> [Challenge]: Find every line in the records below that holds the word "text", and copy it out.

══ Records for the exercise ══

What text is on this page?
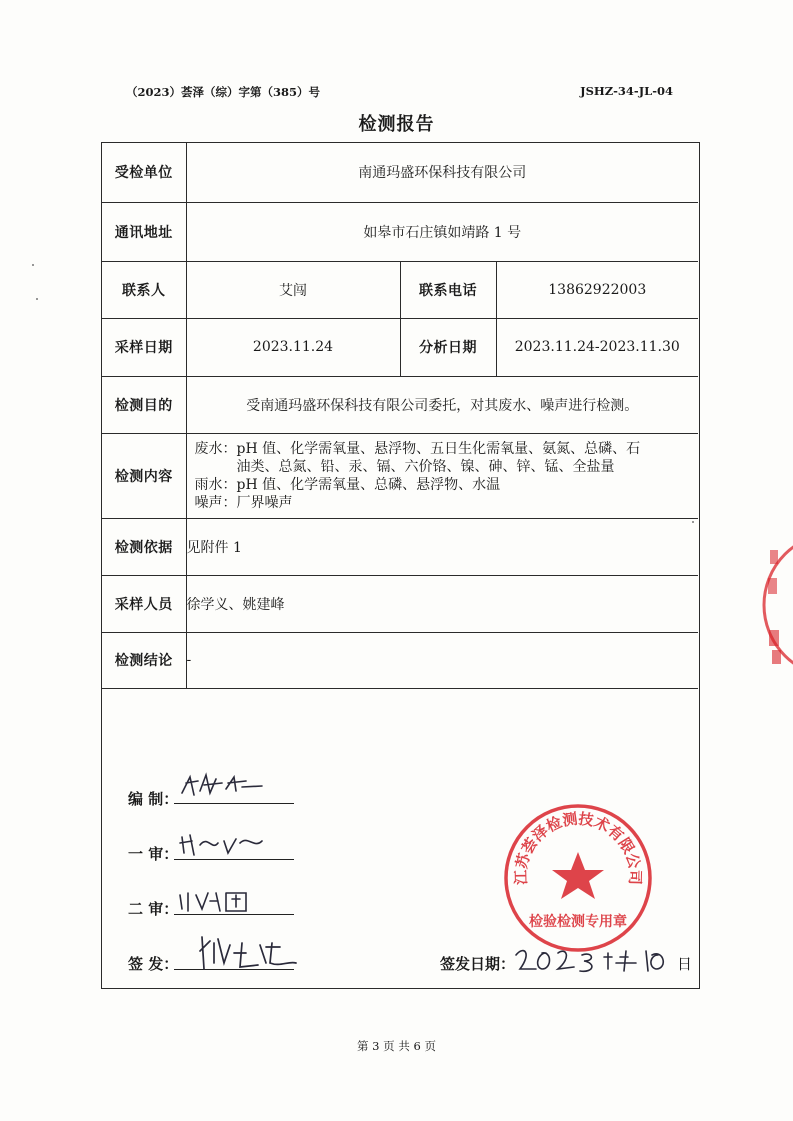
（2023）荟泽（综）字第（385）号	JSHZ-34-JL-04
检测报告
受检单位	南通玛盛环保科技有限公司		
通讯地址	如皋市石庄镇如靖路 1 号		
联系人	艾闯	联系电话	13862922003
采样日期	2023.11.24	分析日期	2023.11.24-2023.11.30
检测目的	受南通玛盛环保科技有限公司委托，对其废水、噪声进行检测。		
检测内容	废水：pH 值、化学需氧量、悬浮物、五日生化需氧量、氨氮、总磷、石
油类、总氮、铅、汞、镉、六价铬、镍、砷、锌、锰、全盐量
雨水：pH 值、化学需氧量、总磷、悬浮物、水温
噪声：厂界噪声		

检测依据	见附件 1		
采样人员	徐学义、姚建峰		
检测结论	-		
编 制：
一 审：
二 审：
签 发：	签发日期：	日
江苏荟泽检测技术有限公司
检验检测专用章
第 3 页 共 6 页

═══
══ Records for the exercise ══

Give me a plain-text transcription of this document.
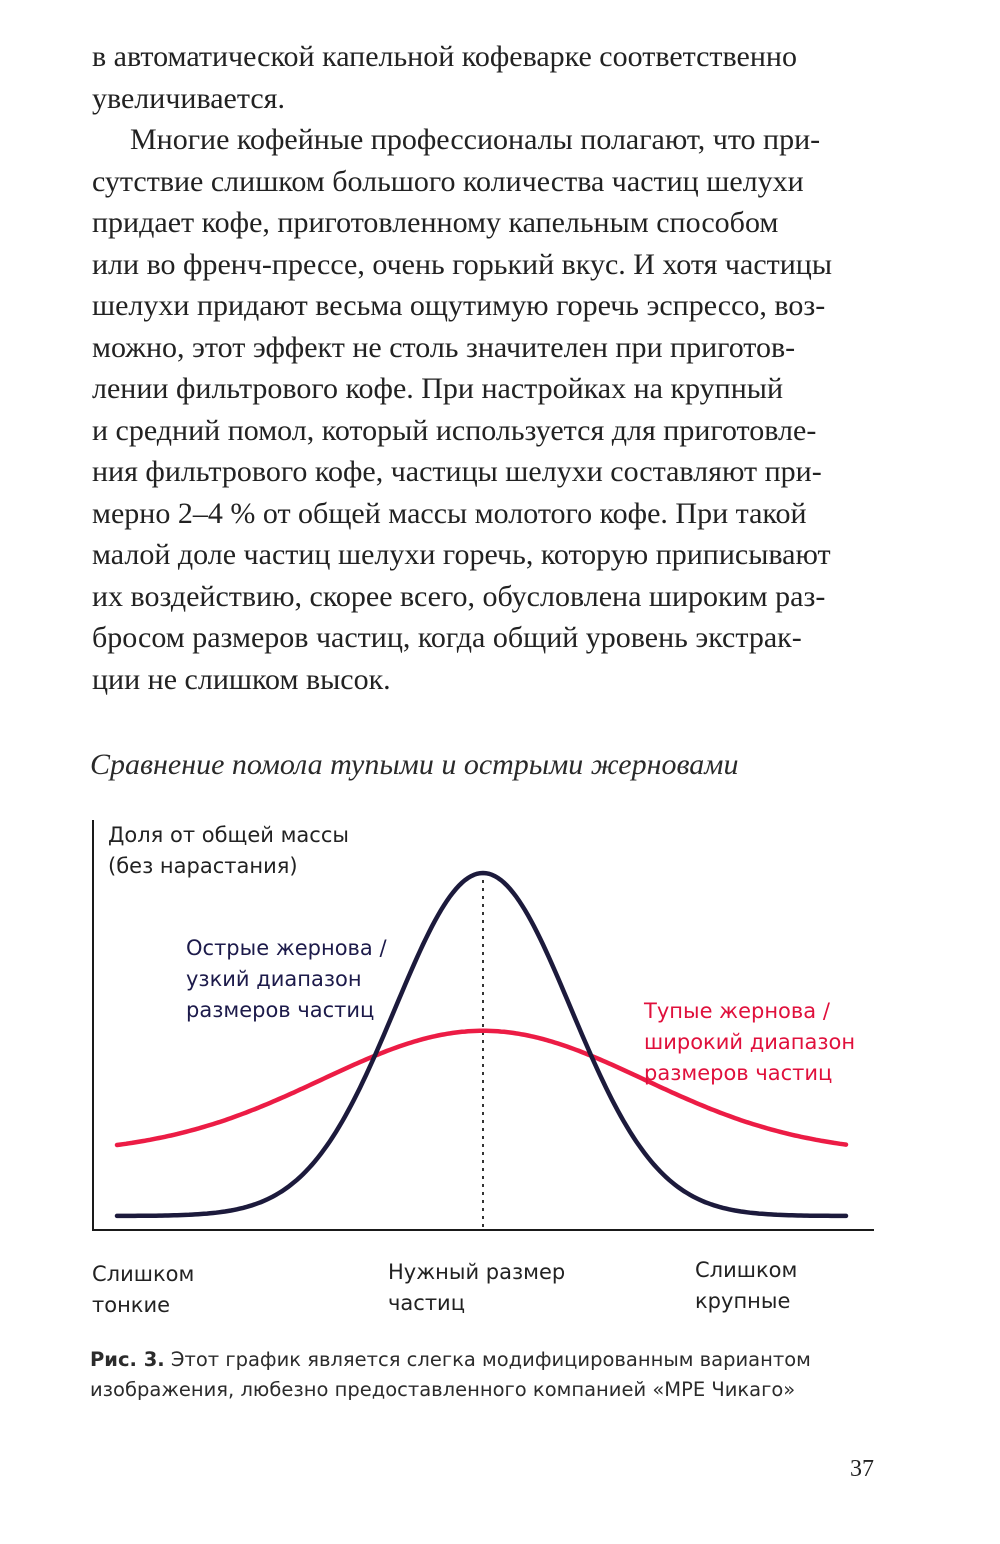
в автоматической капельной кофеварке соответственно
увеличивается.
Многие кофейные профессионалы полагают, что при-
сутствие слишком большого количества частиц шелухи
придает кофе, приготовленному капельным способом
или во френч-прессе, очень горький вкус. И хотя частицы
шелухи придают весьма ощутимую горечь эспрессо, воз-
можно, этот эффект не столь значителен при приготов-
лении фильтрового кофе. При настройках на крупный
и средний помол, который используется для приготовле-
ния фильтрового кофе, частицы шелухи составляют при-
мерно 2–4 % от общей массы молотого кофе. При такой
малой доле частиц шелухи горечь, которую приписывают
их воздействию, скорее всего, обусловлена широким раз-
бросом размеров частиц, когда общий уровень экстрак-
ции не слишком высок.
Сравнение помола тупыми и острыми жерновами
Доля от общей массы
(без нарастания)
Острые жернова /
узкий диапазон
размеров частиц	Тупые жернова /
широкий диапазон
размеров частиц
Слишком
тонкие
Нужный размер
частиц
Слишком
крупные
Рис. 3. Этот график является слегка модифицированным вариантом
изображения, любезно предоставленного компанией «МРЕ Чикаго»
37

═══

> [Exercise answer]:
What text is on this page?
Give me a plain-text transcription of this document.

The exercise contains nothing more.